Saved entries
▬▬▬
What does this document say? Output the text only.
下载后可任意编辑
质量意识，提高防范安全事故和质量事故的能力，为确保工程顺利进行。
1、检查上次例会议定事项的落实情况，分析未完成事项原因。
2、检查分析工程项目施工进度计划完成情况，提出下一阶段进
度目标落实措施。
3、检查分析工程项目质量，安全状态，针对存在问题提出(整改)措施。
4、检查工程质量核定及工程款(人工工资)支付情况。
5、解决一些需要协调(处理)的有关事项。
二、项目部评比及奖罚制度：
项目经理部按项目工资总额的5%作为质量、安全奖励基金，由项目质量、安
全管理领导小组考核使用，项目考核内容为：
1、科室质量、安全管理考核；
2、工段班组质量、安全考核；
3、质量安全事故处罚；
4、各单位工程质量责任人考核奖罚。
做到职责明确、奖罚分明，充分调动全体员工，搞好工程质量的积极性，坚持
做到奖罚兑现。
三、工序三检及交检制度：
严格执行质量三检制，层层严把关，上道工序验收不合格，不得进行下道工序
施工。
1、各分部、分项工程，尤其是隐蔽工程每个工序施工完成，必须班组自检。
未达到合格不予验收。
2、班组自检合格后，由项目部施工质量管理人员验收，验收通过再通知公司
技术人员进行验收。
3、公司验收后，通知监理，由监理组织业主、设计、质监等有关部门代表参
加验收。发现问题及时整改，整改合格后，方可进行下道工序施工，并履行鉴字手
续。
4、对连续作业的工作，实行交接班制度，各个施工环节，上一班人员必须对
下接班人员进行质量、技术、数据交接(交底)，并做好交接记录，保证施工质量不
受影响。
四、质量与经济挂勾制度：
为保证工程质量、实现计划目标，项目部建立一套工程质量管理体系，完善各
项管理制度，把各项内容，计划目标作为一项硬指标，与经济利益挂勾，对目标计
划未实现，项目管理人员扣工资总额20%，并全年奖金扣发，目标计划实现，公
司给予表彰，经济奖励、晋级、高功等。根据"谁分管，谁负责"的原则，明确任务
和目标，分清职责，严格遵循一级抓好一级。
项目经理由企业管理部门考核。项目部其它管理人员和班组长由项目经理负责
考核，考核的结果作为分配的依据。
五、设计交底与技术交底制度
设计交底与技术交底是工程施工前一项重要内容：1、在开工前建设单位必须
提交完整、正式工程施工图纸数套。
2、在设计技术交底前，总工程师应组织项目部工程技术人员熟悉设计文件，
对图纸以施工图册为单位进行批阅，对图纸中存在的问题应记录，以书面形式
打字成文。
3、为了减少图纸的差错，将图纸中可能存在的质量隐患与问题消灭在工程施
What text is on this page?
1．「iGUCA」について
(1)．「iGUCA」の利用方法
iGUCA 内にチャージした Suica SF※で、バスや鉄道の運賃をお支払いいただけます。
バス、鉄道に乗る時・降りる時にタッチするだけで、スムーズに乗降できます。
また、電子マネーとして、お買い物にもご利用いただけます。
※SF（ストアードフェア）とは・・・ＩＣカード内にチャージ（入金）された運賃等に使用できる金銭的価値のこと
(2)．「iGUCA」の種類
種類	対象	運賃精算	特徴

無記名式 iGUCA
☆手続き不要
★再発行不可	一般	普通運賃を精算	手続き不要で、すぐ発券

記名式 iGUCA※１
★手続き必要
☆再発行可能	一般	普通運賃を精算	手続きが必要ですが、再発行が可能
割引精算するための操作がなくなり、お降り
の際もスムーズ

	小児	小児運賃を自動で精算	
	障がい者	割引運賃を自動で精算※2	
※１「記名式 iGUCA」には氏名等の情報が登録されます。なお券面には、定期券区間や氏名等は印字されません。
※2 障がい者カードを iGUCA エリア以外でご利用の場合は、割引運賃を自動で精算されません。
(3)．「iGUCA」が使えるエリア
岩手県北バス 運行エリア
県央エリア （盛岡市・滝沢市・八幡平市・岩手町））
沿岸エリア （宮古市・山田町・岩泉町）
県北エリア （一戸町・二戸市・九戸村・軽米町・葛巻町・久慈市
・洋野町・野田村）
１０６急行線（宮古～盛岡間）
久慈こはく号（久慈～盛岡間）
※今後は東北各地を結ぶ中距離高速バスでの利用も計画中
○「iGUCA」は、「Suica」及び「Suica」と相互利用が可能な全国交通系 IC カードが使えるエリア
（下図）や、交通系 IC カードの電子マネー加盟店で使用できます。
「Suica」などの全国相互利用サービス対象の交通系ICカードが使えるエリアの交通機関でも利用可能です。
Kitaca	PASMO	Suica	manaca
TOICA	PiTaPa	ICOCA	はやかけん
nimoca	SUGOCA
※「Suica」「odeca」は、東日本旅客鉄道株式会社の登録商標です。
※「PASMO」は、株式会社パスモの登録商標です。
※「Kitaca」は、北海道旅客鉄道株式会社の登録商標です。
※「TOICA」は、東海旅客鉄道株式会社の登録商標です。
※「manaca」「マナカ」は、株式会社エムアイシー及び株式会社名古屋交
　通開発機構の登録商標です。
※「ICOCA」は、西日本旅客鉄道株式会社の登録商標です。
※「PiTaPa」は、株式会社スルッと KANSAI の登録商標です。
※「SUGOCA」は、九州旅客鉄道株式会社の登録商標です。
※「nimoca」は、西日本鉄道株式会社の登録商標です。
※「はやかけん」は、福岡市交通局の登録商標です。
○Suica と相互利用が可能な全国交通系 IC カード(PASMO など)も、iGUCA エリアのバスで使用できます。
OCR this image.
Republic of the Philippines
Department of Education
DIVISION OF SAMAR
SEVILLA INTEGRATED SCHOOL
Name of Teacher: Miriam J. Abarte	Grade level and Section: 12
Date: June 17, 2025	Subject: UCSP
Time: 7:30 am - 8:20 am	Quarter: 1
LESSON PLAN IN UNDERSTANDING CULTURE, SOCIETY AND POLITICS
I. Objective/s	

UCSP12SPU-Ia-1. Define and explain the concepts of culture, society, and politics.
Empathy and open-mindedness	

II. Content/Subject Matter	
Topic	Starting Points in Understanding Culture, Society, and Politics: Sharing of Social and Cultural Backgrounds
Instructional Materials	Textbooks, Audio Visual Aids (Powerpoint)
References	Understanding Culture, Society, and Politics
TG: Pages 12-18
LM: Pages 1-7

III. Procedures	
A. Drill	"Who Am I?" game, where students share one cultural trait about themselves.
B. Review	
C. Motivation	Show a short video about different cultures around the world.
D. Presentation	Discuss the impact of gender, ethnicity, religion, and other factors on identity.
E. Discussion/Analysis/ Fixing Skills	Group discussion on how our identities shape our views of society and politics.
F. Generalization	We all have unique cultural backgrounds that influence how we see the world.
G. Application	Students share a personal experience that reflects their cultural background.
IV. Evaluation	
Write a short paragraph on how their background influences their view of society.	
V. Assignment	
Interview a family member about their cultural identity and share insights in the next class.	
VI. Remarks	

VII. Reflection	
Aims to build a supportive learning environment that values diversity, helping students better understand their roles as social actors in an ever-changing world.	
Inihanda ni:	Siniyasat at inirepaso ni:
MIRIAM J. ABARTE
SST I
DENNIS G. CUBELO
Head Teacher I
▬▬▬
• _WHAT TO DO_
Copy out the material above in its entirety. Every detail must match.

• _RESULT OF THIS EXERCISE_
What does this document say? Output the text only.
下载后可任意编辑
质量意识，提高防范安全事故和质量事故的能力，为确保工程顺利进行。
1、检查上次例会议定事项的落实情况，分析未完成事项原因。
2、检查分析工程项目施工进度计划完成情况，提出下一阶段进
度目标落实措施。
3、检查分析工程项目质量，安全状态，针对存在问题提出(整改)措施。
4、检查工程质量核定及工程款(人工工资)支付情况。
5、解决一些需要协调(处理)的有关事项。
二、项目部评比及奖罚制度：
项目经理部按项目工资总额的5%作为质量、安全奖励基金，由项目质量、安
全管理领导小组考核使用，项目考核内容为：
1、科室质量、安全管理考核；
2、工段班组质量、安全考核；
3、质量安全事故处罚；
4、各单位工程质量责任人考核奖罚。
做到职责明确、奖罚分明，充分调动全体员工，搞好工程质量的积极性，坚持
做到奖罚兑现。
三、工序三检及交检制度：
严格执行质量三检制，层层严把关，上道工序验收不合格，不得进行下道工序
施工。
1、各分部、分项工程，尤其是隐蔽工程每个工序施工完成，必须班组自检。
未达到合格不予验收。
2、班组自检合格后，由项目部施工质量管理人员验收，验收通过再通知公司
技术人员进行验收。
3、公司验收后，通知监理，由监理组织业主、设计、质监等有关部门代表参
加验收。发现问题及时整改，整改合格后，方可进行下道工序施工，并履行鉴字手
续。
4、对连续作业的工作，实行交接班制度，各个施工环节，上一班人员必须对
下接班人员进行质量、技术、数据交接(交底)，并做好交接记录，保证施工质量不
受影响。
四、质量与经济挂勾制度：
为保证工程质量、实现计划目标，项目部建立一套工程质量管理体系，完善各
项管理制度，把各项内容，计划目标作为一项硬指标，与经济利益挂勾，对目标计
划未实现，项目管理人员扣工资总额20%，并全年奖金扣发，目标计划实现，公
司给予表彰，经济奖励、晋级、高功等。根据"谁分管，谁负责"的原则，明确任务
和目标，分清职责，严格遵循一级抓好一级。
项目经理由企业管理部门考核。项目部其它管理人员和班组长由项目经理负责
考核，考核的结果作为分配的依据。
五、设计交底与技术交底制度
设计交底与技术交底是工程施工前一项重要内容：1、在开工前建设单位必须
提交完整、正式工程施工图纸数套。
2、在设计技术交底前，总工程师应组织项目部工程技术人员熟悉设计文件，
对图纸以施工图册为单位进行批阅，对图纸中存在的问题应记录，以书面形式
打字成文。
3、为了减少图纸的差错，将图纸中可能存在的质量隐患与问题消灭在工程施
What text is on this page?
1．「iGUCA」について
(1)．「iGUCA」の利用方法
iGUCA 内にチャージした Suica SF※で、バスや鉄道の運賃をお支払いいただけます。
バス、鉄道に乗る時・降りる時にタッチするだけで、スムーズに乗降できます。
また、電子マネーとして、お買い物にもご利用いただけます。
※SF（ストアードフェア）とは・・・ＩＣカード内にチャージ（入金）された運賃等に使用できる金銭的価値のこと
(2)．「iGUCA」の種類
種類	対象	運賃精算	特徴

無記名式 iGUCA
☆手続き不要
★再発行不可	一般	普通運賃を精算	手続き不要で、すぐ発券

記名式 iGUCA※１
★手続き必要
☆再発行可能	一般	普通運賃を精算	手続きが必要ですが、再発行が可能
割引精算するための操作がなくなり、お降り
の際もスムーズ

	小児	小児運賃を自動で精算	
	障がい者	割引運賃を自動で精算※2	
※１「記名式 iGUCA」には氏名等の情報が登録されます。なお券面には、定期券区間や氏名等は印字されません。
※2 障がい者カードを iGUCA エリア以外でご利用の場合は、割引運賃を自動で精算されません。
(3)．「iGUCA」が使えるエリア
岩手県北バス 運行エリア
県央エリア （盛岡市・滝沢市・八幡平市・岩手町））
沿岸エリア （宮古市・山田町・岩泉町）
県北エリア （一戸町・二戸市・九戸村・軽米町・葛巻町・久慈市
・洋野町・野田村）
１０６急行線（宮古～盛岡間）
久慈こはく号（久慈～盛岡間）
※今後は東北各地を結ぶ中距離高速バスでの利用も計画中
○「iGUCA」は、「Suica」及び「Suica」と相互利用が可能な全国交通系 IC カードが使えるエリア
（下図）や、交通系 IC カードの電子マネー加盟店で使用できます。
「Suica」などの全国相互利用サービス対象の交通系ICカードが使えるエリアの交通機関でも利用可能です。
Kitaca	PASMO	Suica	manaca
TOICA	PiTaPa	ICOCA	はやかけん
nimoca	SUGOCA
※「Suica」「odeca」は、東日本旅客鉄道株式会社の登録商標です。
※「PASMO」は、株式会社パスモの登録商標です。
※「Kitaca」は、北海道旅客鉄道株式会社の登録商標です。
※「TOICA」は、東海旅客鉄道株式会社の登録商標です。
※「manaca」「マナカ」は、株式会社エムアイシー及び株式会社名古屋交
　通開発機構の登録商標です。
※「ICOCA」は、西日本旅客鉄道株式会社の登録商標です。
※「PiTaPa」は、株式会社スルッと KANSAI の登録商標です。
※「SUGOCA」は、九州旅客鉄道株式会社の登録商標です。
※「nimoca」は、西日本鉄道株式会社の登録商標です。
※「はやかけん」は、福岡市交通局の登録商標です。
○Suica と相互利用が可能な全国交通系 IC カード(PASMO など)も、iGUCA エリアのバスで使用できます。
OCR this image.
Republic of the Philippines
Department of Education
DIVISION OF SAMAR
SEVILLA INTEGRATED SCHOOL
Name of Teacher: Miriam J. Abarte	Grade level and Section: 12
Date: June 17, 2025	Subject: UCSP
Time: 7:30 am - 8:20 am	Quarter: 1
LESSON PLAN IN UNDERSTANDING CULTURE, SOCIETY AND POLITICS
I. Objective/s	

UCSP12SPU-Ia-1. Define and explain the concepts of culture, society, and politics.
Empathy and open-mindedness	

II. Content/Subject Matter	
Topic	Starting Points in Understanding Culture, Society, and Politics: Sharing of Social and Cultural Backgrounds
Instructional Materials	Textbooks, Audio Visual Aids (Powerpoint)
References	Understanding Culture, Society, and Politics
TG: Pages 12-18
LM: Pages 1-7

III. Procedures	
A. Drill	"Who Am I?" game, where students share one cultural trait about themselves.
B. Review	
C. Motivation	Show a short video about different cultures around the world.
D. Presentation	Discuss the impact of gender, ethnicity, religion, and other factors on identity.
E. Discussion/Analysis/ Fixing Skills	Group discussion on how our identities shape our views of society and politics.
F. Generalization	We all have unique cultural backgrounds that influence how we see the world.
G. Application	Students share a personal experience that reflects their cultural background.
IV. Evaluation	
Write a short paragraph on how their background influences their view of society.	
V. Assignment	
Interview a family member about their cultural identity and share insights in the next class.	
VI. Remarks	

VII. Reflection	
Aims to build a supportive learning environment that values diversity, helping students better understand their roles as social actors in an ever-changing world.	
Inihanda ni:	Siniyasat at inirepaso ni:
MIRIAM J. ABARTE
SST I
DENNIS G. CUBELO
Head Teacher I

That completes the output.